---------- MATERIAL FOR THE TASK ----------
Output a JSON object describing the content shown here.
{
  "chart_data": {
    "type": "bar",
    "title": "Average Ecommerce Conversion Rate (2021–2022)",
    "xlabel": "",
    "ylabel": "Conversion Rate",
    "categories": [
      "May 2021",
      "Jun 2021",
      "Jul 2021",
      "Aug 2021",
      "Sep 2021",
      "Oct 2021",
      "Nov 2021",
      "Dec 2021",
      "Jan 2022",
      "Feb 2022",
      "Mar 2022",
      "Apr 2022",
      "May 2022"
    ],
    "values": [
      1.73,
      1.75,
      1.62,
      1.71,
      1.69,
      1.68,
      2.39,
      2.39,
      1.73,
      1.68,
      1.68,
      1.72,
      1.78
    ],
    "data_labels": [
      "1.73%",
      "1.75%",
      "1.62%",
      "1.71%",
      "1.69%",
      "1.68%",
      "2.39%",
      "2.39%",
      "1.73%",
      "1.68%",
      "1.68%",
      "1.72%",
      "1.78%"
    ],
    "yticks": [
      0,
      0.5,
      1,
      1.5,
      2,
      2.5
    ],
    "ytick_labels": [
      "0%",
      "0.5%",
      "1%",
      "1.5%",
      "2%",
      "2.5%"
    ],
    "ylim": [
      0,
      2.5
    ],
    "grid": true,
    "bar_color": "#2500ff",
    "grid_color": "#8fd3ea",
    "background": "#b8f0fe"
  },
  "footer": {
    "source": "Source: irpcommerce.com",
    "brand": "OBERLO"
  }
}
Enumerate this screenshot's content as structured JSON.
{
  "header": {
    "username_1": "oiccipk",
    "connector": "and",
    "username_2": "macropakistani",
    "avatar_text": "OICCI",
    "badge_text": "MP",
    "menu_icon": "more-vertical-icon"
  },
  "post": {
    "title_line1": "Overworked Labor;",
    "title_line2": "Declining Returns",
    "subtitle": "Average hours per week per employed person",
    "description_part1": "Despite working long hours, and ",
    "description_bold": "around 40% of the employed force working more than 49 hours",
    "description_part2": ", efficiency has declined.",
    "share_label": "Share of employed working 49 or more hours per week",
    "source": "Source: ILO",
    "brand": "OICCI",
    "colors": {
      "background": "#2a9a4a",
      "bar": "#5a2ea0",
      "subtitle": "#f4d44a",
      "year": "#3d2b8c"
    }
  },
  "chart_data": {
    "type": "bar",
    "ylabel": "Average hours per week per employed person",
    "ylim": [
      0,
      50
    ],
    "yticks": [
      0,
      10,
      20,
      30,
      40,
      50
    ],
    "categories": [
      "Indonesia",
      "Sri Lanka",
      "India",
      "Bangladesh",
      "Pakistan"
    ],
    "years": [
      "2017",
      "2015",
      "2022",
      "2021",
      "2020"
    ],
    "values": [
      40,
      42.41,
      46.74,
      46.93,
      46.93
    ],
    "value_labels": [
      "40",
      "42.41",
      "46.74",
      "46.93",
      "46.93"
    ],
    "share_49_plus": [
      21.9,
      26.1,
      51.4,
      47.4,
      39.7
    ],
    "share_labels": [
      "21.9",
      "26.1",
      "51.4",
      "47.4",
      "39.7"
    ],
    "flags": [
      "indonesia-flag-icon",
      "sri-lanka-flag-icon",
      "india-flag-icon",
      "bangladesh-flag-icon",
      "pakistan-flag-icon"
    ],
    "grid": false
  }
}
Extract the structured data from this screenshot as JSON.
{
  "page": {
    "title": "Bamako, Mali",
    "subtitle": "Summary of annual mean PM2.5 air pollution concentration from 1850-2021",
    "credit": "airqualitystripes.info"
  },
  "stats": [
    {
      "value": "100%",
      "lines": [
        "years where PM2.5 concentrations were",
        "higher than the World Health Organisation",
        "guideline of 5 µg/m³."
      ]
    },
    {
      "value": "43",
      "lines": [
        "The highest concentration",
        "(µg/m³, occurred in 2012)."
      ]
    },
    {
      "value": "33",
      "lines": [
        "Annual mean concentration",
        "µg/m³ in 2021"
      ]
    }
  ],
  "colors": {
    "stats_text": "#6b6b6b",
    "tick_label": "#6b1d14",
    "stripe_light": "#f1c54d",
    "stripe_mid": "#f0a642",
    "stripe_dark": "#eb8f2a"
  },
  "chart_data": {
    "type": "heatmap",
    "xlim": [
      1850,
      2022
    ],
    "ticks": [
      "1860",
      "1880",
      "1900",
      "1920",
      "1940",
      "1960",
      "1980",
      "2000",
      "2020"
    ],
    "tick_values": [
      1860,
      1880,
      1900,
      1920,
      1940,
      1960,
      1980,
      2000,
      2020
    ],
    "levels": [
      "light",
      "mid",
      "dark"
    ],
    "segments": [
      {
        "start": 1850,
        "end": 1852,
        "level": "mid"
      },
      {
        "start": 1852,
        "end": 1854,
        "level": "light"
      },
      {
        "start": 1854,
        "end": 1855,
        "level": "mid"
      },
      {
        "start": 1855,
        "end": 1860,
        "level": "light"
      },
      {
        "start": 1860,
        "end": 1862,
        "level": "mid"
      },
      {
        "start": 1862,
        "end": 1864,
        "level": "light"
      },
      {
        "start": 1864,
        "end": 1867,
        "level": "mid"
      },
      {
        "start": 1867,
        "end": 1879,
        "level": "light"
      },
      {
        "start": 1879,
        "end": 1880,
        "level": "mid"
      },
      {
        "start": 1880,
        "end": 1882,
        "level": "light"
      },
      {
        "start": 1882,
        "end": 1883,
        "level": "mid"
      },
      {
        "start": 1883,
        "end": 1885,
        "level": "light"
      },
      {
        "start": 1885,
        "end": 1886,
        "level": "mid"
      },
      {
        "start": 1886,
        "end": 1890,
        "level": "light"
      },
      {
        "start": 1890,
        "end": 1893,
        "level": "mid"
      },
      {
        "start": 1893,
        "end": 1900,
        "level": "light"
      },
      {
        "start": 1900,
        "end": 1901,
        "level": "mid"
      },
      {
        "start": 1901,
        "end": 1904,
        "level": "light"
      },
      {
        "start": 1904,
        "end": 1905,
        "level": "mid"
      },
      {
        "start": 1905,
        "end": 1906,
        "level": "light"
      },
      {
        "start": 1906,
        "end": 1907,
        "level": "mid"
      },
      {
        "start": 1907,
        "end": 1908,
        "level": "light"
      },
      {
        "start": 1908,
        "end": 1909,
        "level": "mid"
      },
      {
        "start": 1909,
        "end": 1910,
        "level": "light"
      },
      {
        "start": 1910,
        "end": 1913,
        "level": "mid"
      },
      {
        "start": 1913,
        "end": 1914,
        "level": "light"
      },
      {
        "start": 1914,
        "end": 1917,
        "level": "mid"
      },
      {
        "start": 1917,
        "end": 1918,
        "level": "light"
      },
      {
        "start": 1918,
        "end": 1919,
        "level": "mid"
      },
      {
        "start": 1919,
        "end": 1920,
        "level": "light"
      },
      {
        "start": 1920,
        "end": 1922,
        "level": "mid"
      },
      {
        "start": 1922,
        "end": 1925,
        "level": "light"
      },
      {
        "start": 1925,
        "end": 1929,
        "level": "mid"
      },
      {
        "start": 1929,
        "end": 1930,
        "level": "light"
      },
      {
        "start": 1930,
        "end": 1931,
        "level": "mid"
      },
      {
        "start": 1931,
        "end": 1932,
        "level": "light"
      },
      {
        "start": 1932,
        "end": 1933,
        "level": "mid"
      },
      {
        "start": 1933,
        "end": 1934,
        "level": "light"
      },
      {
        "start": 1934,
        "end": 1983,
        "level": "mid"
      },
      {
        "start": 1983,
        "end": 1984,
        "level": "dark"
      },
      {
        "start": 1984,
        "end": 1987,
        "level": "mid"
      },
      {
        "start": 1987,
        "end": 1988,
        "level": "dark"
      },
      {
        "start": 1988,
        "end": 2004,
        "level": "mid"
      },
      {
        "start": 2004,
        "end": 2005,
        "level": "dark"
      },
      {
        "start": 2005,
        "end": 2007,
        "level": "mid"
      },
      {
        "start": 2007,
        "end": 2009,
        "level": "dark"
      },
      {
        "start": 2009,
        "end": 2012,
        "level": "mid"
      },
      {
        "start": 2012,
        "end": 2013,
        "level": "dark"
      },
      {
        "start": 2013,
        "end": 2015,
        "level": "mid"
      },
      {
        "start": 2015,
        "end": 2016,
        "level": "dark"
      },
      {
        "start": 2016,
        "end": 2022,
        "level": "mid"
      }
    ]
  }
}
----------
**EXERCISE DESCRIPTION**
Give only a number: how many lines of the data hold the string "employed"?

**EXERCISE RESPONSE**
4